* Start *

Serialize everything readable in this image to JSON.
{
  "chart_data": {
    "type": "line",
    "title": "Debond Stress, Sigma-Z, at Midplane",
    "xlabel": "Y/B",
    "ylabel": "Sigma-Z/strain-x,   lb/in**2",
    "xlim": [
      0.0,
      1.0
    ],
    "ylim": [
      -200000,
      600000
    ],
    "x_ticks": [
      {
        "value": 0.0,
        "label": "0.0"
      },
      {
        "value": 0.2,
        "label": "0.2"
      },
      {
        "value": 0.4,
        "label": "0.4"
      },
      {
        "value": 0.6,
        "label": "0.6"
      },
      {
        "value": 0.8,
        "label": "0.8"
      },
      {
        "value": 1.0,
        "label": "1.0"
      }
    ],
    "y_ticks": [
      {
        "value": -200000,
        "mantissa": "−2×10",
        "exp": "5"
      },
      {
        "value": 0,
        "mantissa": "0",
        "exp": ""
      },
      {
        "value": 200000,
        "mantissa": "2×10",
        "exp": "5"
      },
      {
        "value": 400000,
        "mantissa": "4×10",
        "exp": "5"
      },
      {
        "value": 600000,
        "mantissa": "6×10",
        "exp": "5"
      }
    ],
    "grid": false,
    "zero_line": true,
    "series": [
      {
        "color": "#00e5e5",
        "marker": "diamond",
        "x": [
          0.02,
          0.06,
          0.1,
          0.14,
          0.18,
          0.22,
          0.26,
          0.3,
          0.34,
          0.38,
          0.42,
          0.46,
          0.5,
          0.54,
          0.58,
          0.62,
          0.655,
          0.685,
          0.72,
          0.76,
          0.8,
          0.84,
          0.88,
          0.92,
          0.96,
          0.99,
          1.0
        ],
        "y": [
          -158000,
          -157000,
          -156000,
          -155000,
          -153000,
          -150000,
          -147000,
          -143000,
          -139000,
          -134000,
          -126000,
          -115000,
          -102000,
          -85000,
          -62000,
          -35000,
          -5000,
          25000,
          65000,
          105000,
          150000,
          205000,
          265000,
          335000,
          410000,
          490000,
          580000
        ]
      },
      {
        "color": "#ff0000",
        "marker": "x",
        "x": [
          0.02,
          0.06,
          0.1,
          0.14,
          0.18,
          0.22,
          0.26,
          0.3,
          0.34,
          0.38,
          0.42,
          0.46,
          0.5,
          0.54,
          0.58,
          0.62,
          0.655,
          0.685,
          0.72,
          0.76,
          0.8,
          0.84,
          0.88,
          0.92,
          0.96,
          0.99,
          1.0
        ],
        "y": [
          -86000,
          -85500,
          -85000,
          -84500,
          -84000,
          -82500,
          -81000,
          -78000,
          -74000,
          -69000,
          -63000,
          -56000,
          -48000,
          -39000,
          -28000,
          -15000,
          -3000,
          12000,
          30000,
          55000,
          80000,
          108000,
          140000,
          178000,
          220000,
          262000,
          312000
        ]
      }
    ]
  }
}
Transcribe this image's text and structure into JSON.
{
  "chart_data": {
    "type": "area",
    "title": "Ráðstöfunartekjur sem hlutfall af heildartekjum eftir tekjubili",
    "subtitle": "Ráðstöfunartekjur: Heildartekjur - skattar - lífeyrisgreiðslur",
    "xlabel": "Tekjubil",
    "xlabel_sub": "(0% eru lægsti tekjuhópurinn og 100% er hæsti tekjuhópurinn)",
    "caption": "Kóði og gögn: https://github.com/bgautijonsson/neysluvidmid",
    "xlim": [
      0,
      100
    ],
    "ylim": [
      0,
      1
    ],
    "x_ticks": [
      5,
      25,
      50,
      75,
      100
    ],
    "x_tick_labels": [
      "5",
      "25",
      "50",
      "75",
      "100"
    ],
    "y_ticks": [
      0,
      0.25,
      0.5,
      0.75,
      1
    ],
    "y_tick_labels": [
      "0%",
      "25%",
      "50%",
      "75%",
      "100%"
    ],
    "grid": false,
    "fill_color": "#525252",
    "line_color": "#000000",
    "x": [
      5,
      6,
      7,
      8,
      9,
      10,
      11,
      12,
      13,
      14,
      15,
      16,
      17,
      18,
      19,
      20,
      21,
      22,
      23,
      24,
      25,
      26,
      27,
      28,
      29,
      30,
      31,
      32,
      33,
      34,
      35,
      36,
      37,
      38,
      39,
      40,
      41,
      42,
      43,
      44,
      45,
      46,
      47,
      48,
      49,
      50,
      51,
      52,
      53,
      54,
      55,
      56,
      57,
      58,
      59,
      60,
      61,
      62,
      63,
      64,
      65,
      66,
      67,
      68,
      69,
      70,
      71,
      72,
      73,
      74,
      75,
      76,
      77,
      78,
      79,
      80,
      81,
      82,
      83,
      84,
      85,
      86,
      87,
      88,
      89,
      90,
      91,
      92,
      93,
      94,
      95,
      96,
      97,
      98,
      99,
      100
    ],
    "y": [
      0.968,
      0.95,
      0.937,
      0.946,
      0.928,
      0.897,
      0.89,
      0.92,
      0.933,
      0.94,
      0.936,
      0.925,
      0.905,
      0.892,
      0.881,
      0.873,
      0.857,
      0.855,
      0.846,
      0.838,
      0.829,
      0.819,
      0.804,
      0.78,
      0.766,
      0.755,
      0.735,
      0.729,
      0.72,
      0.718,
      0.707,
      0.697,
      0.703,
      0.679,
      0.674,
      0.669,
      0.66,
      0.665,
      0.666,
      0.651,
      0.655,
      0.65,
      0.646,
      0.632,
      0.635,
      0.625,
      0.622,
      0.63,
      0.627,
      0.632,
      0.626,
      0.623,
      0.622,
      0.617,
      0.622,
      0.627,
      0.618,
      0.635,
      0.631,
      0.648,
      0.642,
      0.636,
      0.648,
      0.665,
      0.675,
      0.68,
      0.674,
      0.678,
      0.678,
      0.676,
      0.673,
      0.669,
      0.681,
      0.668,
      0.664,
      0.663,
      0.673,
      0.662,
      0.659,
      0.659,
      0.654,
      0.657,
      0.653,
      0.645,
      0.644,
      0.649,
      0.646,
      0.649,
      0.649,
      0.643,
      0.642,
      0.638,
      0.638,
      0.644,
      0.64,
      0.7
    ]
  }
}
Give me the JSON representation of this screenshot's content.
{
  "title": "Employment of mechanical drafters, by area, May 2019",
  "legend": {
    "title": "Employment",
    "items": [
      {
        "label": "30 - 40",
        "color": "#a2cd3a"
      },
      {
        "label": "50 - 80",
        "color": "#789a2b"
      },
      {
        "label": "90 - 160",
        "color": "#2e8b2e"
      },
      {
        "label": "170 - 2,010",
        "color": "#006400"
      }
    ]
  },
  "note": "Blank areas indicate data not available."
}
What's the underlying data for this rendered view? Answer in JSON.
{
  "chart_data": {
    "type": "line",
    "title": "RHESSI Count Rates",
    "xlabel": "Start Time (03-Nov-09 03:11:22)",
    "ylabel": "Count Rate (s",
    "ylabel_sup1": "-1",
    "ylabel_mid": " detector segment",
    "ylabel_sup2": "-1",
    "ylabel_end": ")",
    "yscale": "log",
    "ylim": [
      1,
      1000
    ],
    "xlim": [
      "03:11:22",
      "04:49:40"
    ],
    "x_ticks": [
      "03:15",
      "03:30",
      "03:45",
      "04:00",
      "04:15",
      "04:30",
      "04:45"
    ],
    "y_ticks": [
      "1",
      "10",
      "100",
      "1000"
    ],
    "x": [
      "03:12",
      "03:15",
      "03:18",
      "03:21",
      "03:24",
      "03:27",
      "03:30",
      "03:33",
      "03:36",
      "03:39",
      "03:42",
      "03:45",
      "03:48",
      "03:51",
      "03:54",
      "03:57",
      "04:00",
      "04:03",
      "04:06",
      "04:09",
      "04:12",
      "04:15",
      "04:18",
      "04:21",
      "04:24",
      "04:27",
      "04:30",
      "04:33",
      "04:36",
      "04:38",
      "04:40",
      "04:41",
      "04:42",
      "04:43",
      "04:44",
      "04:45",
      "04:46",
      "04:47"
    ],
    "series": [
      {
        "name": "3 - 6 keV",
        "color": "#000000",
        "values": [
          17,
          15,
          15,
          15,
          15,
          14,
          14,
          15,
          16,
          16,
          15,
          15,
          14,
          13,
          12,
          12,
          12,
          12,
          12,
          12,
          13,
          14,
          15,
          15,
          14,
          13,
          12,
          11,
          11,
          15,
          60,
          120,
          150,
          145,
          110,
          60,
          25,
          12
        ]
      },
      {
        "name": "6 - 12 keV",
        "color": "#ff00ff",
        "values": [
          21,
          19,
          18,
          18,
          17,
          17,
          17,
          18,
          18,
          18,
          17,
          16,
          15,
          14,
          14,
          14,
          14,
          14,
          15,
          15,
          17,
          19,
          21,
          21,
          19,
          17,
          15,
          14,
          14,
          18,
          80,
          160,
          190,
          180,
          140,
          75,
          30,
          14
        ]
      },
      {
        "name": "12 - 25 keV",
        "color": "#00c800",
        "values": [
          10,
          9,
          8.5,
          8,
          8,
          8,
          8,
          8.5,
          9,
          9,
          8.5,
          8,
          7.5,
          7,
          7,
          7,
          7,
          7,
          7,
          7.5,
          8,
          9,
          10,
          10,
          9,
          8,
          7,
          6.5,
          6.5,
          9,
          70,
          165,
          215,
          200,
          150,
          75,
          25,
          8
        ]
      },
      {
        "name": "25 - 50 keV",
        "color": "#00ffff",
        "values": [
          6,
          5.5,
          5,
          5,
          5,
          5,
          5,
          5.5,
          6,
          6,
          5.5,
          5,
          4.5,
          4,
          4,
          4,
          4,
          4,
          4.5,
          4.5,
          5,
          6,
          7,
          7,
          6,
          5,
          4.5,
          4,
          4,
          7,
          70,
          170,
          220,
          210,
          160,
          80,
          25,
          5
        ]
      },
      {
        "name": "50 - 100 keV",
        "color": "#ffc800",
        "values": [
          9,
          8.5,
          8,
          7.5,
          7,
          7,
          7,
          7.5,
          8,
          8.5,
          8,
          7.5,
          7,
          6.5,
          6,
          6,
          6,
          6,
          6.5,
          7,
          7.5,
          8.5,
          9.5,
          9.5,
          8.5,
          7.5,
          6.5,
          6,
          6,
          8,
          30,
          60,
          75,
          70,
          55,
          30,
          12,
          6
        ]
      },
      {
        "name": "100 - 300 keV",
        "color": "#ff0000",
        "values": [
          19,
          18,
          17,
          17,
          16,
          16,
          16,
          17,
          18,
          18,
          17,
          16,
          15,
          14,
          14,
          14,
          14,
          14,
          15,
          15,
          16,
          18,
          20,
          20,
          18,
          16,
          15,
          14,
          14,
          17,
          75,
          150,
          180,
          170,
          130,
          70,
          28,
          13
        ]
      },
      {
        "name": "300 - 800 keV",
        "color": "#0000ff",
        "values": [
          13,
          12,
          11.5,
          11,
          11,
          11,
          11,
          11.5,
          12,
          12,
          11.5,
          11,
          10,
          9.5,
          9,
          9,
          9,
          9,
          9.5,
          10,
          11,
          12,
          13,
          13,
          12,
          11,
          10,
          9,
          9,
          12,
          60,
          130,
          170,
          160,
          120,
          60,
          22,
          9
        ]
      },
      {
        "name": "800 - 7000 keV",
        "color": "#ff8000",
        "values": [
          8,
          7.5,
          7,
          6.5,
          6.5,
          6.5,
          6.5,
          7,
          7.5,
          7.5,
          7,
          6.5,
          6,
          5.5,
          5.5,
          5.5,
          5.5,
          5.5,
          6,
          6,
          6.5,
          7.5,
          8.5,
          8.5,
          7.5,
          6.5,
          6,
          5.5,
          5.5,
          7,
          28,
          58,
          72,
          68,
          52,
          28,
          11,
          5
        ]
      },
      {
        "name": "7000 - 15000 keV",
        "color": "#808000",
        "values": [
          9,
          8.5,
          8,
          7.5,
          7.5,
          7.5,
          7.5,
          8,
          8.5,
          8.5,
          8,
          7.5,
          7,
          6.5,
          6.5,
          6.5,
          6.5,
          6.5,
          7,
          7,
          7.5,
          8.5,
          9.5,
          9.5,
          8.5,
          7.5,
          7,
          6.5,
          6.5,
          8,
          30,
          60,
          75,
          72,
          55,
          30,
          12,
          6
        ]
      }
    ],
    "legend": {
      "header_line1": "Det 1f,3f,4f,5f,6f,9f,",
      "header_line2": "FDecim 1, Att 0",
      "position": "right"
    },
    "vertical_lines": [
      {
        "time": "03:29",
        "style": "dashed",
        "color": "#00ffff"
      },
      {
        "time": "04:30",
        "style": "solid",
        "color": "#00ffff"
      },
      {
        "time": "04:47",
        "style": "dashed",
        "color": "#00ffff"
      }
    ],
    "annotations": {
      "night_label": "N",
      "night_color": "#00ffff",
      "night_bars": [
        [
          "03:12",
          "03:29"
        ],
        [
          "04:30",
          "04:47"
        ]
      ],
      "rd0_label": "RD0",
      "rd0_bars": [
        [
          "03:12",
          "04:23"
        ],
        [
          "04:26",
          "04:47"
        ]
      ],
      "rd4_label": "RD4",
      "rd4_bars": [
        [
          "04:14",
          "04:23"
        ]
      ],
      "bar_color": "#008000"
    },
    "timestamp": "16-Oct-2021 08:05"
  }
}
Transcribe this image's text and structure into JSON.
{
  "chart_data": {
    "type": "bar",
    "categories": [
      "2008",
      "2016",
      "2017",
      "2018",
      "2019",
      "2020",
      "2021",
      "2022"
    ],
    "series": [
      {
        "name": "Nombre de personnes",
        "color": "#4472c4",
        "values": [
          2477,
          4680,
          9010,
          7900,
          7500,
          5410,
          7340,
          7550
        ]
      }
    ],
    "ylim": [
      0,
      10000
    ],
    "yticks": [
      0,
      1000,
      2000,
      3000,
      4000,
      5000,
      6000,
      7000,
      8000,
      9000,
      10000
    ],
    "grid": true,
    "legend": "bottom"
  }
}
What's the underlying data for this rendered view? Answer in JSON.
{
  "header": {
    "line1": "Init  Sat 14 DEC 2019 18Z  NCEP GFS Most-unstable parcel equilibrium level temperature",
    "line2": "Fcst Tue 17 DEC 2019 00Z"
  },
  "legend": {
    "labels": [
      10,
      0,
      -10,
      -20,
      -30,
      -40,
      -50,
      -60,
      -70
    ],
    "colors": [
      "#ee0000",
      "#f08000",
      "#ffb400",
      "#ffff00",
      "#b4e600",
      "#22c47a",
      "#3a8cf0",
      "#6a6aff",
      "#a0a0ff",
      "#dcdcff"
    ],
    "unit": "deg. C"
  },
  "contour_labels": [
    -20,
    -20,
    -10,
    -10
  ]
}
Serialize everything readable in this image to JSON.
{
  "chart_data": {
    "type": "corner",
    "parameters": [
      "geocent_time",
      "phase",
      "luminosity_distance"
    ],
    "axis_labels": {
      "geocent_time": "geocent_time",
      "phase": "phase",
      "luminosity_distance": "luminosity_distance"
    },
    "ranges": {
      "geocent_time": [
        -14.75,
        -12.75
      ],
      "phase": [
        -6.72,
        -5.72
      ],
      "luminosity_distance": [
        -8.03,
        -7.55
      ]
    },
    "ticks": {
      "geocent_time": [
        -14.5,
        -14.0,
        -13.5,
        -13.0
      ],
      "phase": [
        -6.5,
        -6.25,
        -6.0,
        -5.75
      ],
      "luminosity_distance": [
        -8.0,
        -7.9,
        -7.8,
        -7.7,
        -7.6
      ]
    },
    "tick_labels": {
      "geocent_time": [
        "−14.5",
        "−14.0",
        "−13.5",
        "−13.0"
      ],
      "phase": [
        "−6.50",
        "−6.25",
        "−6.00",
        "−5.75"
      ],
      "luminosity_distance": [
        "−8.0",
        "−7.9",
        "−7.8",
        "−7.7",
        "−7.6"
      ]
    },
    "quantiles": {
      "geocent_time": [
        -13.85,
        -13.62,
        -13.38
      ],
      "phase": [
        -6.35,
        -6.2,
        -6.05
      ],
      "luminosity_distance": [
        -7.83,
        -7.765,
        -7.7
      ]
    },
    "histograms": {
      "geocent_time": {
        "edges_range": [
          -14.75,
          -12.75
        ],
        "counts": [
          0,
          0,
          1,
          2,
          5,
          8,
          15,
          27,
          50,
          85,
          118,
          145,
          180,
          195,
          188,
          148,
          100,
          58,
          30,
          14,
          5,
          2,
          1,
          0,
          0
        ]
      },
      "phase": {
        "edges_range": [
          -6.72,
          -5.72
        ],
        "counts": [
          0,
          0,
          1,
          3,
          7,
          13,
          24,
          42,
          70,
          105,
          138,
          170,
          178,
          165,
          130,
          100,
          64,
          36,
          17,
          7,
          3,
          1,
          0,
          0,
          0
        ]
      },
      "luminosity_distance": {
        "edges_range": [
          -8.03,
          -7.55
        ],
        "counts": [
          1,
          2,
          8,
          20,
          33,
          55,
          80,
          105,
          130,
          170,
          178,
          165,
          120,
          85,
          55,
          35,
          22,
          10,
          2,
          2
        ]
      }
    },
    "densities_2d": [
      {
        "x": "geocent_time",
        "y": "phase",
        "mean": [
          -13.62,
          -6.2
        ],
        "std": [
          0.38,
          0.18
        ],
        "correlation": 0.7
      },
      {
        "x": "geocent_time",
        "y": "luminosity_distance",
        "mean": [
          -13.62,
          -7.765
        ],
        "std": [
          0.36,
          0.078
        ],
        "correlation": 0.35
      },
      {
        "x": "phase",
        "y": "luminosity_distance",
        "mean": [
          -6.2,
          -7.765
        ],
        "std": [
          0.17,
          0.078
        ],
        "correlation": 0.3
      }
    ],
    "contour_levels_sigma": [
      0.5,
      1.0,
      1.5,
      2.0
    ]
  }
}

* End *

#### Written request:
Pick out the lines above that hold the string "type" and show them.

#### Solution to this task:
    "type": "line",
    "type": "area",
    "type": "line",
    "type": "bar",
    "type": "corner",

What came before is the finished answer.